--- GIVEN PASSAGE Enclosed Below ---

The cosmetic appearance of the prosthesis36,37 and implant migration and extrusion37,38 are subjective outcome measures, while implant and prosthesis movement are objective, and hence were used as the primary outcome measure in a randomized controlled trial by Shome et al.,30 who compared the differences in implant and prosthetic movement after myoconjunctival enucleation (with non-integrated PMMA implant) with those of two other standard techniques: the traditional muscle imbrication technique (with non-integrated PMMA implant) and enucleation with integrated porous polyethylene implant. They found that myoconjunctival PMMA implant movement was better than the traditional PMMA implant, and was similar to that of the porous polyethylene implant. Even more, prosthesis movement with the myoconjunctival PMMA implant was better than that with either the traditional PMMA or porous polyethylene implants.30

An important aspect of implant movement is the contraction of the rectus muscles. According to the Starling hypothesis,39 muscle contraction is compromised by undue stretching beyond its original length, and this is believed to have been responsible for the decreased implant movement after the traditional imbrication technique. This poor implant movement in turn leads to poor prosthesis movement because spherical implants impart movement to the prosthesis by providing a smooth pivotal surface over which the prosthesis glides passively. This probably accounted for the poorer prosthesis movement in the traditional PMMA group compared with the myoconjunctival technique, where each muscle is sutured to the respective fornix, thus avoiding stretching. One more reason for that difference is that the muscle imbrication over the anterior surface of the implant is associated with higher rate of implant displacement, while the deep orbital placement of the implant, the secure posterior Tenon’s capsule over it, and the suturing of the extraocular muscles to the fornices in the myoconjunctival PMMA implant technique might have helped implant centration better.26,29

The prosthesis movement associated with the myoconjunctival PMMA implant was better than with the integrated porous polyethylene implant. That is possibly because the attachment of the extraocular muscle to the fornices causes exaggerated deepening and shallowing of the fornices when the patient attempts to look in different directions, thereby causing further enhanced prosthesis movement.

--- End of Enclosed GIVEN PASSAGE ---
--- EXERCISE DATA Enclosed Below ---

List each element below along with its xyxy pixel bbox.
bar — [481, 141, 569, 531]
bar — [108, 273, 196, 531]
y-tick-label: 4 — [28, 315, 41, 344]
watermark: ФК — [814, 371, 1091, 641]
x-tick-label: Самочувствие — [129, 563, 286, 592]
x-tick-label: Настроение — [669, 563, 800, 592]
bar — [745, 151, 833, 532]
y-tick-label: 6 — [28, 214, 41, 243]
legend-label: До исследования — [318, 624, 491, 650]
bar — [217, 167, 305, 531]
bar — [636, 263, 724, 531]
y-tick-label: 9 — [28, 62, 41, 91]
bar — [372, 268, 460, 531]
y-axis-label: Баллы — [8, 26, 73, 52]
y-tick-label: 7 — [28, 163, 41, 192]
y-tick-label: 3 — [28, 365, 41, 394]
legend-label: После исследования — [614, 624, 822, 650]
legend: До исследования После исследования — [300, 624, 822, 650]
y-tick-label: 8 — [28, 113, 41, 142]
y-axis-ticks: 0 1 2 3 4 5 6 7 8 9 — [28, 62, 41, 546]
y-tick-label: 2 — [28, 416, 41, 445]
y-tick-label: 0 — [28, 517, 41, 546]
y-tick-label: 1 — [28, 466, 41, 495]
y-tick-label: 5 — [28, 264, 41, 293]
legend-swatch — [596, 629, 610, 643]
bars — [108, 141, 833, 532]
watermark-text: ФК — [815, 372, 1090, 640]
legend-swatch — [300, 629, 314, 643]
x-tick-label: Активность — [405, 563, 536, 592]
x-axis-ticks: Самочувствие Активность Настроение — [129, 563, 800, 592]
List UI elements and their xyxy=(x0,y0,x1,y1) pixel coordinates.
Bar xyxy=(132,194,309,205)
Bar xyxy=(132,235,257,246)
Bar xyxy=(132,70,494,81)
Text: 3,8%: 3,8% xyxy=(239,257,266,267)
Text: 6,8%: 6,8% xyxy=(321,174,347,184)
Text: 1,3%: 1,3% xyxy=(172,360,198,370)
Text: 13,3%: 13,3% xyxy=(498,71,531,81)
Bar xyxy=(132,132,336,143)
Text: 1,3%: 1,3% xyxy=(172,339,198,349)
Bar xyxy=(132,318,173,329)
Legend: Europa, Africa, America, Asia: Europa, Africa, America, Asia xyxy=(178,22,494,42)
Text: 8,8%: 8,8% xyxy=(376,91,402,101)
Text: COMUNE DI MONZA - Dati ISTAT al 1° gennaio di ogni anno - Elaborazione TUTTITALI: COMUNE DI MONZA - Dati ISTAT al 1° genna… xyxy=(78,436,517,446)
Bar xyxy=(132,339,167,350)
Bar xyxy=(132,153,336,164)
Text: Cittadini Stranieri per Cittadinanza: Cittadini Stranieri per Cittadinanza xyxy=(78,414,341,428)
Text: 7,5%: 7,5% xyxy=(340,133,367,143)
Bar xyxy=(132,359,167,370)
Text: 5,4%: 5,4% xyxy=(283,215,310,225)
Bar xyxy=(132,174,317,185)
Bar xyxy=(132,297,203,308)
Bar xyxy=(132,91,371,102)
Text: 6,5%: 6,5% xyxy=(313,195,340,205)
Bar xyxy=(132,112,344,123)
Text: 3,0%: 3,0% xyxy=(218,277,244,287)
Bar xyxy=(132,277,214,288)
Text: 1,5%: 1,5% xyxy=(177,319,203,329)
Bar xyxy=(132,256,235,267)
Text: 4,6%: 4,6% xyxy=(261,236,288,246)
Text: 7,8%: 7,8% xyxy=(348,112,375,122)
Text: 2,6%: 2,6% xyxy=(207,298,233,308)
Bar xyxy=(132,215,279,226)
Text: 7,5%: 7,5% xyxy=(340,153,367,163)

--- End of Enclosed EXERCISE DATA ---

Reproduce the part of the passage on orbital implants that opens with the words containing "The prosthesis movement" and closes with "enhanced prosthesis movement.". The records have no connection to the passage on orbital implants.

The prosthesis movement associated with the myoconjunctival PMMA implant was better than with the integrated porous polyethylene implant. That is possibly because the attachment of the extraocular muscle to the fornices causes exaggerated deepening and shallowing of the fornices when the patient attempts to look in different directions, thereby causing further enhanced prosthesis movement.